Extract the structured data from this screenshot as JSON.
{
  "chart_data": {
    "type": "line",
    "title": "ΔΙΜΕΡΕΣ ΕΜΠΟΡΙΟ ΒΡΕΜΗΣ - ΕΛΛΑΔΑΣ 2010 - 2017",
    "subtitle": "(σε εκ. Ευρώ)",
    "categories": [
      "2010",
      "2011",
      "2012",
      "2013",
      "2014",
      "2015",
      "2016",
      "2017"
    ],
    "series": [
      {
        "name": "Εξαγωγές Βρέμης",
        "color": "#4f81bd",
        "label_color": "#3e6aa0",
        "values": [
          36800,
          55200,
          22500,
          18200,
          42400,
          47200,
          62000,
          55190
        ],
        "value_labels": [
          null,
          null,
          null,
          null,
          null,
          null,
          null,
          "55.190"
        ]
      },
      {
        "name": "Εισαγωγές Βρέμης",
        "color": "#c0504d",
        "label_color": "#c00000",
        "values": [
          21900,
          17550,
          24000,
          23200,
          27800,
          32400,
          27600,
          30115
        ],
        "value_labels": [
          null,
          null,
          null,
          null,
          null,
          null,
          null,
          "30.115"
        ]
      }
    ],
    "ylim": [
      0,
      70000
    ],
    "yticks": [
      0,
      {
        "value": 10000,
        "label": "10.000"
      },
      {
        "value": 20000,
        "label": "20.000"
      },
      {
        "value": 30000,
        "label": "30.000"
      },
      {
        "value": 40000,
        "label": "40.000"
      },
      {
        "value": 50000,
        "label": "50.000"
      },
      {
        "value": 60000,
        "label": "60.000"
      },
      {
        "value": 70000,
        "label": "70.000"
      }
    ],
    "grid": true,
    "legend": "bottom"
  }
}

● **WORK TO BE COMPLETED**:
Report how many lines include the word "Βρέμης". Give nothing but the number.

● **FINISHED ANSWER**:
2